- [What is required] Report every line in the listing below where the string "ylabel" shows up.

- [Dataset]
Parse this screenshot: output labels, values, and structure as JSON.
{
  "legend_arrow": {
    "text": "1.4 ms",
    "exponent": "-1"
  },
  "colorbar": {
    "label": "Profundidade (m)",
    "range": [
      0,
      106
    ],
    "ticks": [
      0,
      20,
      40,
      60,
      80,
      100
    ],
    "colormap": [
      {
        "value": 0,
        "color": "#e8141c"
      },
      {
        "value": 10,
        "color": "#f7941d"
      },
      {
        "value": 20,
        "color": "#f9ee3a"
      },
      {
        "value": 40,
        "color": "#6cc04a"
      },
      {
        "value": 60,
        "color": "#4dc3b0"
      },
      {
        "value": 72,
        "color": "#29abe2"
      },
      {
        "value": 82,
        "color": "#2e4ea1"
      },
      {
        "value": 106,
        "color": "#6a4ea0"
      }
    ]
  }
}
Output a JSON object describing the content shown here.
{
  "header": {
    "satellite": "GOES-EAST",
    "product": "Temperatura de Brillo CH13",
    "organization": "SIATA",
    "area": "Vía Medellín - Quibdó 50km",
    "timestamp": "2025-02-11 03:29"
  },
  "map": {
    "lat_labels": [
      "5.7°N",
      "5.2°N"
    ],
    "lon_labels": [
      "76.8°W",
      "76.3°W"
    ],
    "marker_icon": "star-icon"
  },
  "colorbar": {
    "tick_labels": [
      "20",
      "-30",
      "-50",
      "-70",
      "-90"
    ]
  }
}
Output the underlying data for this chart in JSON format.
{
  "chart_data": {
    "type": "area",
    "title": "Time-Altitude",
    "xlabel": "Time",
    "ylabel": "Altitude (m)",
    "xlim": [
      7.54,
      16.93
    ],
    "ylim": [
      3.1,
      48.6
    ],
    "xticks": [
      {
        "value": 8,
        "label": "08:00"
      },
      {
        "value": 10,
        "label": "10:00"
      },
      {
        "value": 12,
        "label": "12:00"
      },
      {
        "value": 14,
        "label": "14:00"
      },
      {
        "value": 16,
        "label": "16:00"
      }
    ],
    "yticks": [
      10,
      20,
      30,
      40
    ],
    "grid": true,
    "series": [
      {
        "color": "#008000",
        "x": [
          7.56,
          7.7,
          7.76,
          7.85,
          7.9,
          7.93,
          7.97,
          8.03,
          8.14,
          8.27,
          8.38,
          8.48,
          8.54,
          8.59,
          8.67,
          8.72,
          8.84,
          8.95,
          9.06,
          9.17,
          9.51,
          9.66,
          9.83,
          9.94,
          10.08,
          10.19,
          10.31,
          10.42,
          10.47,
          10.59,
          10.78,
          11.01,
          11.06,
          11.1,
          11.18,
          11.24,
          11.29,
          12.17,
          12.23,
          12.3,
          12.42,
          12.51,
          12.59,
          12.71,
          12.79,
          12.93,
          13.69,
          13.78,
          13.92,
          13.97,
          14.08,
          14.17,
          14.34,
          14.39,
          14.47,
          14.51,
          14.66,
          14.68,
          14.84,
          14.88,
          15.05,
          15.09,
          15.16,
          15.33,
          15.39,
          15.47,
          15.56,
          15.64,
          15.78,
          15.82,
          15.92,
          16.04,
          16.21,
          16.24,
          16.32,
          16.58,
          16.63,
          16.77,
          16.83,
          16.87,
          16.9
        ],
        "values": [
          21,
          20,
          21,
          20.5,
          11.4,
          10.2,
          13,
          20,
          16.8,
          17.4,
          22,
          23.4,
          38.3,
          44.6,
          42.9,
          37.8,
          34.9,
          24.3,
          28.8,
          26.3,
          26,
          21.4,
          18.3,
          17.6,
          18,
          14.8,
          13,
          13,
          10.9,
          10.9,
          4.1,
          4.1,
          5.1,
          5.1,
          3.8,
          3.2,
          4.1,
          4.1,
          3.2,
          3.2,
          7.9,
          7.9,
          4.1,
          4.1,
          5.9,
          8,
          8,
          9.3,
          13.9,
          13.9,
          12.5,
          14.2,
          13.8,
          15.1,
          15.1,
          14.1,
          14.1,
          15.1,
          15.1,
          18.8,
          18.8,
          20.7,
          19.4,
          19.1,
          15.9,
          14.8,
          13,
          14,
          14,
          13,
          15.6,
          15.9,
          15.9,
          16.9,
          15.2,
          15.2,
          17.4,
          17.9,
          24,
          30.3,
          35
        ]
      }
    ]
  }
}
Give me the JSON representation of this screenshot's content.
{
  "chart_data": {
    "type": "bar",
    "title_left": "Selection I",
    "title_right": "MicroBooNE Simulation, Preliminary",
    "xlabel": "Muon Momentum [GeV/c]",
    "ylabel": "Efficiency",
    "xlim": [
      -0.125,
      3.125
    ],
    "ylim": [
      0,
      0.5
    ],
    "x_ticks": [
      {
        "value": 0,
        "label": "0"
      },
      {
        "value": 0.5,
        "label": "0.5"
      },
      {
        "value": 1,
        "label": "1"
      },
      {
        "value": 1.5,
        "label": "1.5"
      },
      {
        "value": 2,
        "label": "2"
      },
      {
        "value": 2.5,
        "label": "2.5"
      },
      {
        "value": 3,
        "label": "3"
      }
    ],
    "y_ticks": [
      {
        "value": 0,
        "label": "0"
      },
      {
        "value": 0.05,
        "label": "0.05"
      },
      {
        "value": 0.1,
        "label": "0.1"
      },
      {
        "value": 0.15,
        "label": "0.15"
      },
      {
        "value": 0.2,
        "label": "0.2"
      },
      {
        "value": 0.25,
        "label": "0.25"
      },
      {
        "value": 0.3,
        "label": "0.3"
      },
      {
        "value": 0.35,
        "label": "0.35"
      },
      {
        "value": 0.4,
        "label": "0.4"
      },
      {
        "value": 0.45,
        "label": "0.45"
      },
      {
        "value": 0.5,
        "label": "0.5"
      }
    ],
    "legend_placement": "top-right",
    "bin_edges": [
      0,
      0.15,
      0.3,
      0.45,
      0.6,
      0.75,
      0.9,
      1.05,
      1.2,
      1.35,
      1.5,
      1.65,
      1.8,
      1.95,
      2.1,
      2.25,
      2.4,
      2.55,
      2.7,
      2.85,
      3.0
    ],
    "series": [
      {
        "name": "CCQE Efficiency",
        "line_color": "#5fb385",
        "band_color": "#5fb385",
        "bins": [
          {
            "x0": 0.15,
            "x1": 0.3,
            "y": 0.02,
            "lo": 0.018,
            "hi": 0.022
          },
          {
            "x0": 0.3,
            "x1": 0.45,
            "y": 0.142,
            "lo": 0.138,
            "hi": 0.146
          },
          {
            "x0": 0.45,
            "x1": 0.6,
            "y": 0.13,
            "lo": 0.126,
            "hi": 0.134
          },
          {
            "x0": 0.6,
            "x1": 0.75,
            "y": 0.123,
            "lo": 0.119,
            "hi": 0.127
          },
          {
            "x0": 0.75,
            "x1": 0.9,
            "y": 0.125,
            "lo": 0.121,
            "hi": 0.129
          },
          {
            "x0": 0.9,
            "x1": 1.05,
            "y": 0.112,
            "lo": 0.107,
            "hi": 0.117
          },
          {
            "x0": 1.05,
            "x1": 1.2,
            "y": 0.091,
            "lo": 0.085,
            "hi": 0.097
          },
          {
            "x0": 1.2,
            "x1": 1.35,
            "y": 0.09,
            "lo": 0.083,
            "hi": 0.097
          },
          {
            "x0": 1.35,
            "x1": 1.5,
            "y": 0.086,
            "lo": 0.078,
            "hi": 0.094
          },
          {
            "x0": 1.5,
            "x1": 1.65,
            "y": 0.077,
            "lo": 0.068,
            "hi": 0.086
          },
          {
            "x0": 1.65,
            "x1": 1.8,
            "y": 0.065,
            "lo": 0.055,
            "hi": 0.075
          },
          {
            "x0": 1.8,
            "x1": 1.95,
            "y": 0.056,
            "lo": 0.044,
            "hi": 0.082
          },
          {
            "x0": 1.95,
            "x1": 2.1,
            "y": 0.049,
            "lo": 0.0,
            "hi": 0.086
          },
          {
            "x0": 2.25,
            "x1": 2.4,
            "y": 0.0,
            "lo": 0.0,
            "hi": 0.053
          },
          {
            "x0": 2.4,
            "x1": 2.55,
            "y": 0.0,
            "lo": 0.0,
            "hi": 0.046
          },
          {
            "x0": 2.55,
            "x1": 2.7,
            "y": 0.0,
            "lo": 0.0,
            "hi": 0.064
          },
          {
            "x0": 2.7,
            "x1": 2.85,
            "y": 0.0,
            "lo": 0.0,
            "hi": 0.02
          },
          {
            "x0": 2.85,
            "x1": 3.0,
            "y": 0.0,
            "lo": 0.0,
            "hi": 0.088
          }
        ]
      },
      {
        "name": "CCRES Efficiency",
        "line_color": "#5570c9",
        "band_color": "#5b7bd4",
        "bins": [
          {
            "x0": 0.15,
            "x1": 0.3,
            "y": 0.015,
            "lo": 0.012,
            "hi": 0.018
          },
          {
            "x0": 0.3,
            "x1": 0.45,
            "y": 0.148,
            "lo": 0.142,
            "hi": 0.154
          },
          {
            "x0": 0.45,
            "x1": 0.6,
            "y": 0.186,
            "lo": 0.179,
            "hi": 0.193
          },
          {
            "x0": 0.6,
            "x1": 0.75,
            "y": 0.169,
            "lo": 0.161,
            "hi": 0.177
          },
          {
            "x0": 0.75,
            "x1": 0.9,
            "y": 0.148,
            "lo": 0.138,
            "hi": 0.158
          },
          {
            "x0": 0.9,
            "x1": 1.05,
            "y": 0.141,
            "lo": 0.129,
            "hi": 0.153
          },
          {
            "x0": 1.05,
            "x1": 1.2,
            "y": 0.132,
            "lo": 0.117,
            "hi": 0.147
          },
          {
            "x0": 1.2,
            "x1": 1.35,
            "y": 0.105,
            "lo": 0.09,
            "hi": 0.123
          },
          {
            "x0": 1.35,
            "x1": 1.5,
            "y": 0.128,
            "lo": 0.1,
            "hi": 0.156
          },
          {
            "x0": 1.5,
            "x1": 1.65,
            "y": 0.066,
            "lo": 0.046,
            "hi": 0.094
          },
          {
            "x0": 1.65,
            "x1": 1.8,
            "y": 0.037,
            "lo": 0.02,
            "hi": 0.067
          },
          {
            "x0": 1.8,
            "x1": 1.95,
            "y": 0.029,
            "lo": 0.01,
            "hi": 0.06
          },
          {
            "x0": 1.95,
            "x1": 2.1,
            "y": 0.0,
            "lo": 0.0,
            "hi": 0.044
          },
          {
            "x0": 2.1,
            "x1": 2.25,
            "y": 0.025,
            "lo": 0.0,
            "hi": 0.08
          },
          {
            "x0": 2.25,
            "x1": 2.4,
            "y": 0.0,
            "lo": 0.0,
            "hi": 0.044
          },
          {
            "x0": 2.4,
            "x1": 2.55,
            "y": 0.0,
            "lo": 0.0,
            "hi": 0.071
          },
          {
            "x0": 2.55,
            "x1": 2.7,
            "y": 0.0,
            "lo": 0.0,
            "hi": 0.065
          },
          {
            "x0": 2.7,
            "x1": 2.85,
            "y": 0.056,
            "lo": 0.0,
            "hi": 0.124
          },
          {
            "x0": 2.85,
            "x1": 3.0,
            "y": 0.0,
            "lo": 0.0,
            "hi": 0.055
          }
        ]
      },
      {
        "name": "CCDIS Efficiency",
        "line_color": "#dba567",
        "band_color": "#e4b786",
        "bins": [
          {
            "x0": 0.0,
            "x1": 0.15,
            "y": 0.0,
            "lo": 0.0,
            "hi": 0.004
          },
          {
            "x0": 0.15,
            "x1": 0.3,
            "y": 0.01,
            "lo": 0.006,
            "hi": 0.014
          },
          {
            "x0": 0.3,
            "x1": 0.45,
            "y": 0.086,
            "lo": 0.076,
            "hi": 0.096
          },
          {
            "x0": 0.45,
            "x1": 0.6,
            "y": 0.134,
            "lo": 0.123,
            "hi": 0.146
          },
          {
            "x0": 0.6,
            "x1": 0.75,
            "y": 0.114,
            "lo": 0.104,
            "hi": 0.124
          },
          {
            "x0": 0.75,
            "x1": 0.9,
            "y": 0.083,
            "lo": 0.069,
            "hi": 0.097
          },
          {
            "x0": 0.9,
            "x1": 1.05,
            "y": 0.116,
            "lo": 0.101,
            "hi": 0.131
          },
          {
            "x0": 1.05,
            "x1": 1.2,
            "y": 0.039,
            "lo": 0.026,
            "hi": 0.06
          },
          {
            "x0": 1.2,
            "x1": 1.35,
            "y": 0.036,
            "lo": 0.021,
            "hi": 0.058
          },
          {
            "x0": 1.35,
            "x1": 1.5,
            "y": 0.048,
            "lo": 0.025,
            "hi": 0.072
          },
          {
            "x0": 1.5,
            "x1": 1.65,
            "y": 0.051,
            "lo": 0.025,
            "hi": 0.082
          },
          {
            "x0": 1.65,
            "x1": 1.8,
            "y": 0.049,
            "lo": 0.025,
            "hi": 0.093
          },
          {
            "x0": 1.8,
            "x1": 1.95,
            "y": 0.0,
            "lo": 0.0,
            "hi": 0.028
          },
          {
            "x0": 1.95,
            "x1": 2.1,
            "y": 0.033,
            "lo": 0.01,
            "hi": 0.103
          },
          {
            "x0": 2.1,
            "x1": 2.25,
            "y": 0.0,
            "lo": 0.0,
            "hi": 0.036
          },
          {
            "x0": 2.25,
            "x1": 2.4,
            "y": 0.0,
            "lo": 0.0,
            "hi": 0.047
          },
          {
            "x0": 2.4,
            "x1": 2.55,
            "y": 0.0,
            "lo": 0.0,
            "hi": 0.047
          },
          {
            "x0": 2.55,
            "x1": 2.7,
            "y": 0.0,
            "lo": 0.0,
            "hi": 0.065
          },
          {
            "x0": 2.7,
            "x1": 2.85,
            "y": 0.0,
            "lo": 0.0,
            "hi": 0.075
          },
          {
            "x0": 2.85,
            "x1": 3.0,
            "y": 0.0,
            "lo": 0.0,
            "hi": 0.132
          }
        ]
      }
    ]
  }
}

- [Finished task]
    "ylabel": "Altitude (m)",
    "ylabel": "Efficiency",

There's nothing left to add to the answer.